_Required task_
Pull out from the material below all lines with "Δημήτριος".
#####
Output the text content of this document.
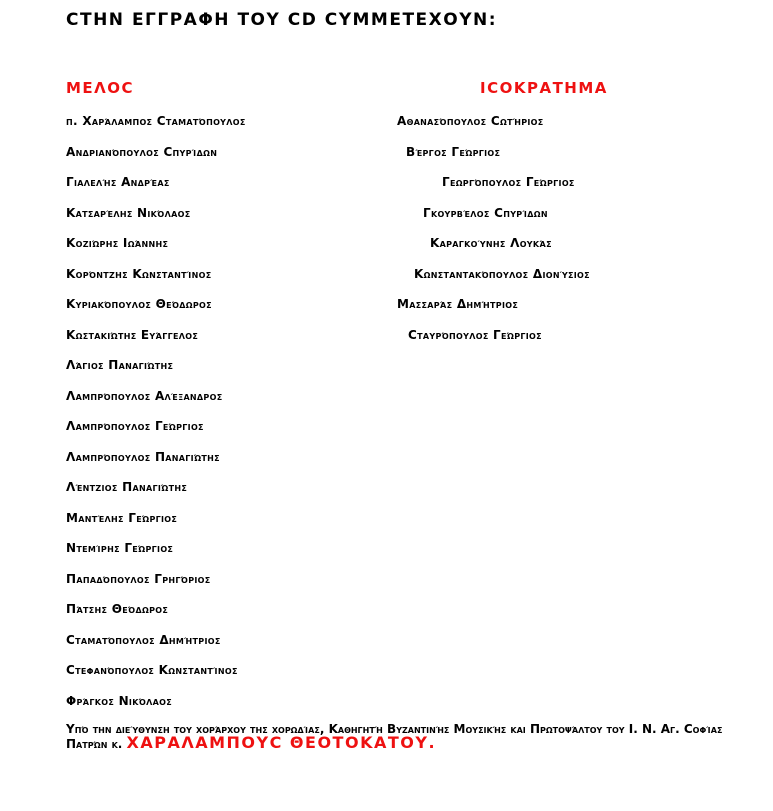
CΤΗΝ ΕΓΓΡΑΦΗ ΤΟΥ CD CΥΜΜΕΤΕΧΟΥΝ:
ΜΕΛΟC	ΙCΟΚΡΑΤΗΜΑ
π. Χαράλαμπος Cταματόπουλος
Ανδριανόπουλος Cπυρίδων
Γιαλελής Ανδρέας
Κατσαρέλης Νικόλαος
Κοζιώρης Ιωάννης
Κορόντζης Κωνσταντίνος
Κυριακόπουλος Θεόδωρος
Κωστακιώτης Ευάγγελος
Λάγιος Παναγιώτης
Λαμπρόπουλος Αλέξανδρος
Λαμπρόπουλος Γεώργιος
Λαμπρόπουλος Παναγιώτης
Λέντζιος Παναγιώτης
Μαντέλης Γεώργιος
Ντεμίρης Γεώργιος
Παπαδόπουλος Γρηγόριος
Πάτσης Θεόδωρος
Cταματόπουλος Δημήτριος
Cτεφανόπουλος Κωνσταντίνος
Φράγκος Νικόλαος
Αθανασόπουλος Cωτήριος
Βέργος Γεώργιος
Γεωργόπουλος Γεώργιος
Γκουρβέλος Cπυρίδων
Καραγκούνης Λουκάς
Κωνσταντακόπουλος Διονύσιος
Μασσαράς Δημήτριος
Cταυρόπουλος Γεώργιος
Υπό την διεύθυνση του χοράρχου της χορωδίας, Καθηγητή Βυζαντινής Μουσικής και Πρωτοψάλτου του Ι. Ν. Αγ. Cοφίας Πατρών κ. ΧΑΡΑΛΑΜΠΟΥC ΘΕΟΤΟΚΑΤΟΥ.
#####
_Complete output_
Cταματόπουλος Δημήτριος
Μασσαράς Δημήτριος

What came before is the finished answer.